Your task is to output the listing word for word, with pictures excluded.

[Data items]
-------------------------

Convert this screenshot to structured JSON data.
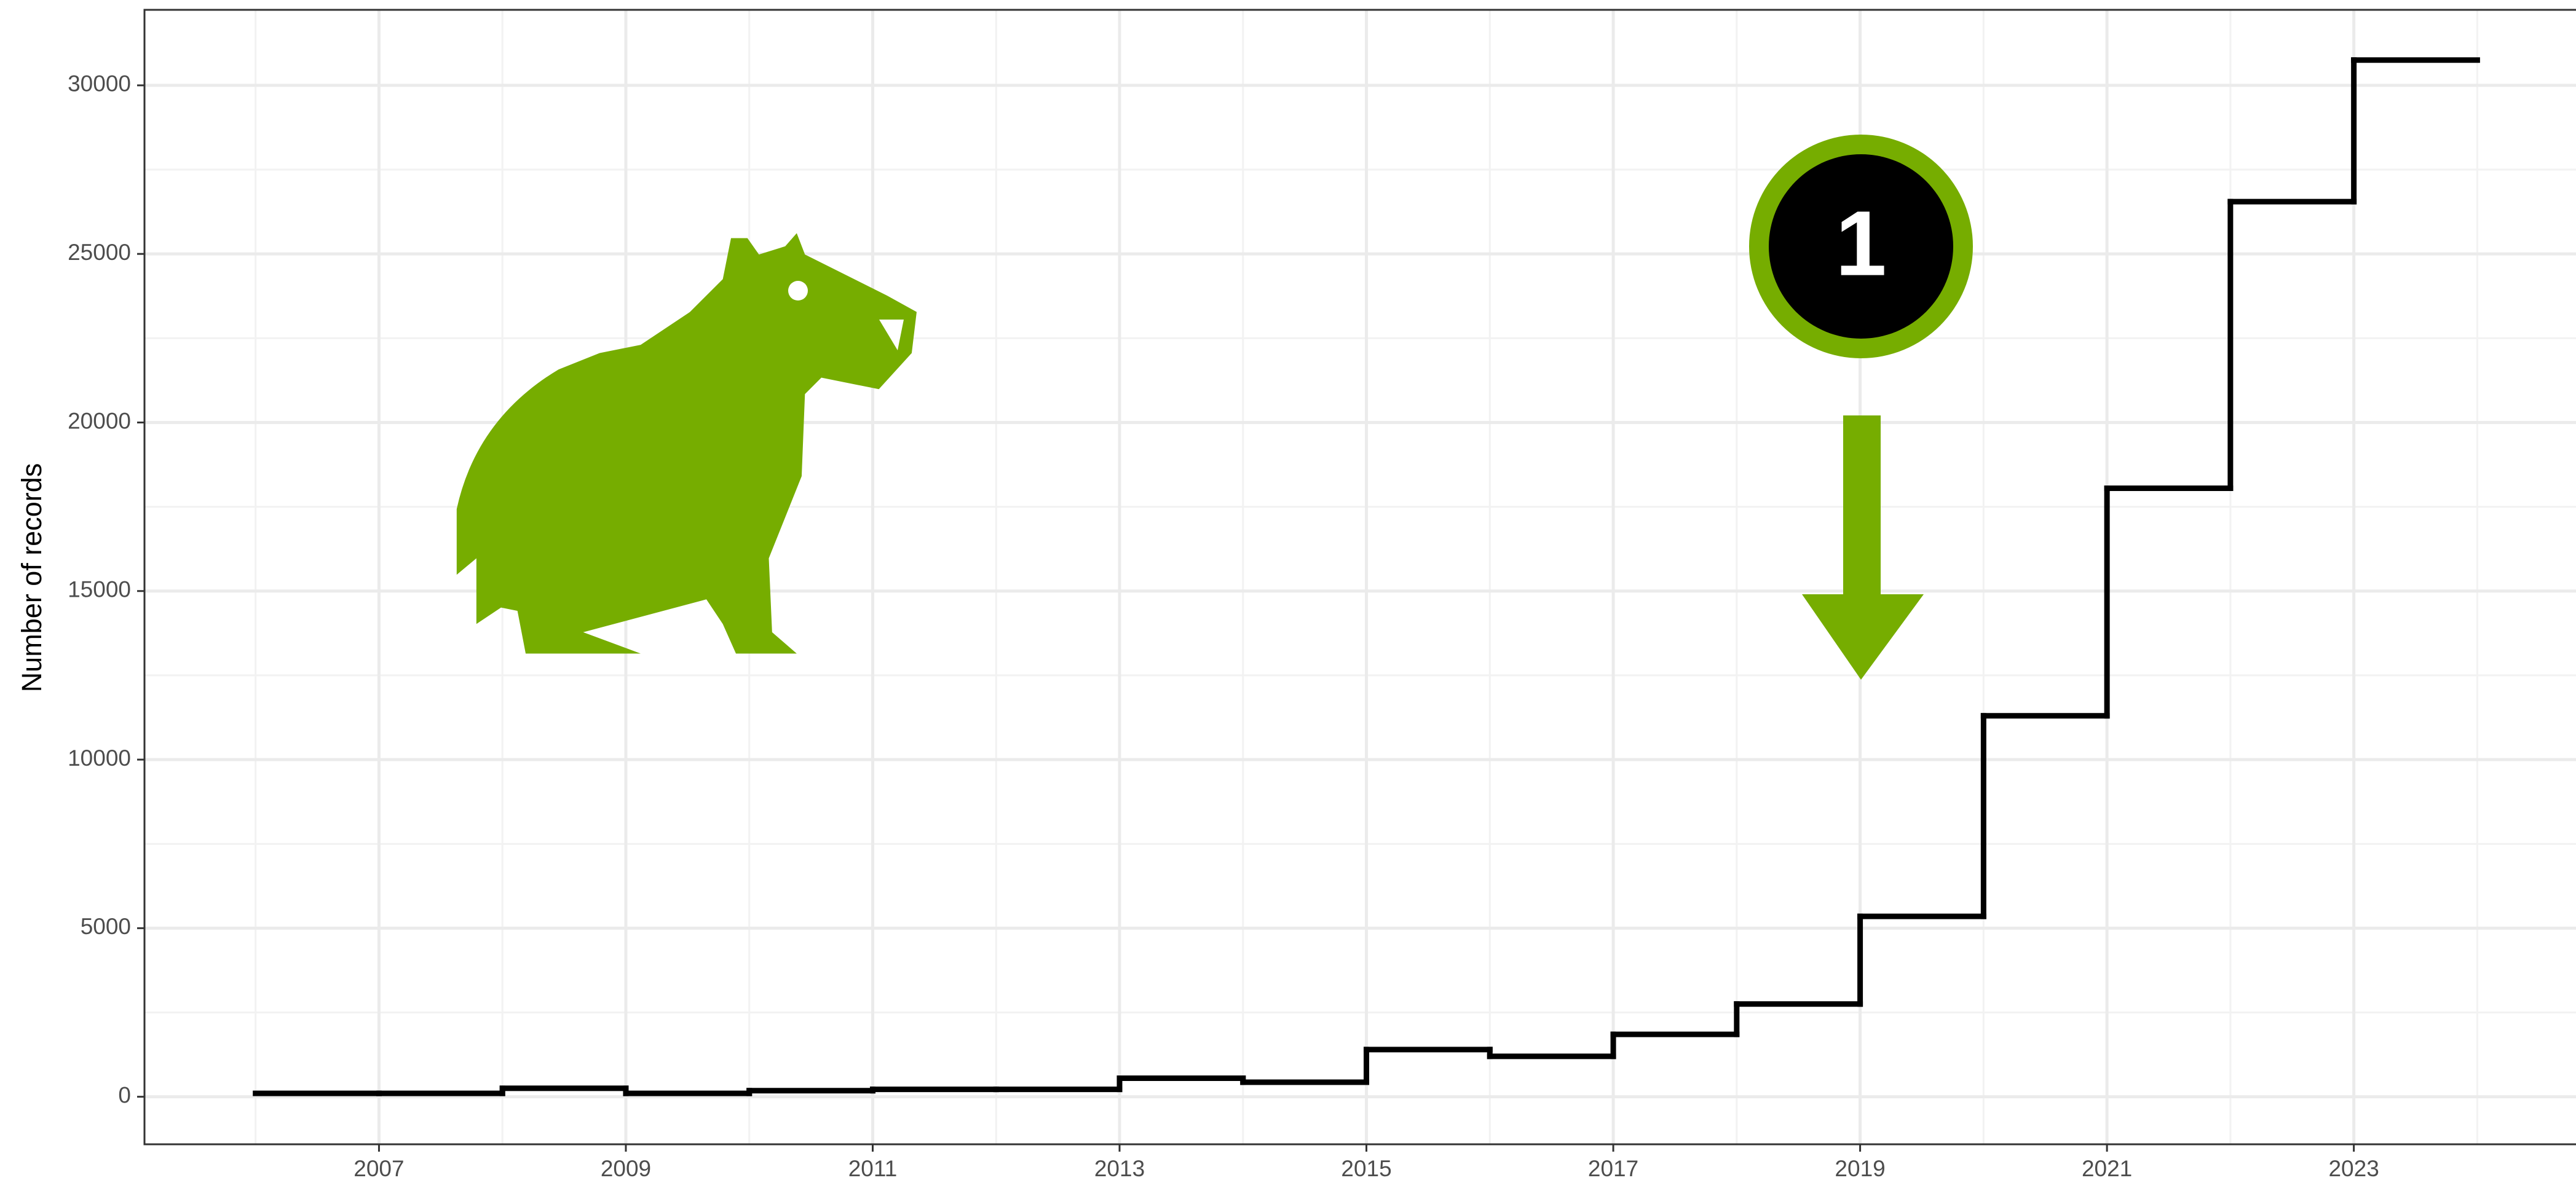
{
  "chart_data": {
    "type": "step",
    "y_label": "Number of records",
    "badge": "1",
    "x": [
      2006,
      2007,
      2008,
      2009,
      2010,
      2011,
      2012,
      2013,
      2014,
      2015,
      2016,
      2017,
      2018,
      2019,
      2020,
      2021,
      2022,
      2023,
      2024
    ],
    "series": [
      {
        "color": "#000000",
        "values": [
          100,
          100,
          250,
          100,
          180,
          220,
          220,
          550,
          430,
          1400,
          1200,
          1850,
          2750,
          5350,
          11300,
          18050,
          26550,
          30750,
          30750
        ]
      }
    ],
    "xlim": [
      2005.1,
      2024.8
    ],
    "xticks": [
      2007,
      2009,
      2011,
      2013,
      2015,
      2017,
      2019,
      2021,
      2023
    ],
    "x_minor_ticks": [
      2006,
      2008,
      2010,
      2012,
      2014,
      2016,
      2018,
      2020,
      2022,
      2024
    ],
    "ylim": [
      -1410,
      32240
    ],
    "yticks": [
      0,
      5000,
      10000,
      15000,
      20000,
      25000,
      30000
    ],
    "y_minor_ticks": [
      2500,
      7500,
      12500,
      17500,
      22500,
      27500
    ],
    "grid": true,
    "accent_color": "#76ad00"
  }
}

-------------------------

### Answer in full
Convert this screenshot to structured JSON data.
{
  "chart_data": {
    "type": "step",
    "y_label": "Number of records",
    "badge": "1",
    "x": [
      2006,
      2007,
      2008,
      2009,
      2010,
      2011,
      2012,
      2013,
      2014,
      2015,
      2016,
      2017,
      2018,
      2019,
      2020,
      2021,
      2022,
      2023,
      2024
    ],
    "series": [
      {
        "color": "#000000",
        "values": [
          100,
          100,
          250,
          100,
          180,
          220,
          220,
          550,
          430,
          1400,
          1200,
          1850,
          2750,
          5350,
          11300,
          18050,
          26550,
          30750,
          30750
        ]
      }
    ],
    "xlim": [
      2005.1,
      2024.8
    ],
    "xticks": [
      2007,
      2009,
      2011,
      2013,
      2015,
      2017,
      2019,
      2021,
      2023
    ],
    "x_minor_ticks": [
      2006,
      2008,
      2010,
      2012,
      2014,
      2016,
      2018,
      2020,
      2022,
      2024
    ],
    "ylim": [
      -1410,
      32240
    ],
    "yticks": [
      0,
      5000,
      10000,
      15000,
      20000,
      25000,
      30000
    ],
    "y_minor_ticks": [
      2500,
      7500,
      12500,
      17500,
      22500,
      27500
    ],
    "grid": true,
    "accent_color": "#76ad00"
  }
}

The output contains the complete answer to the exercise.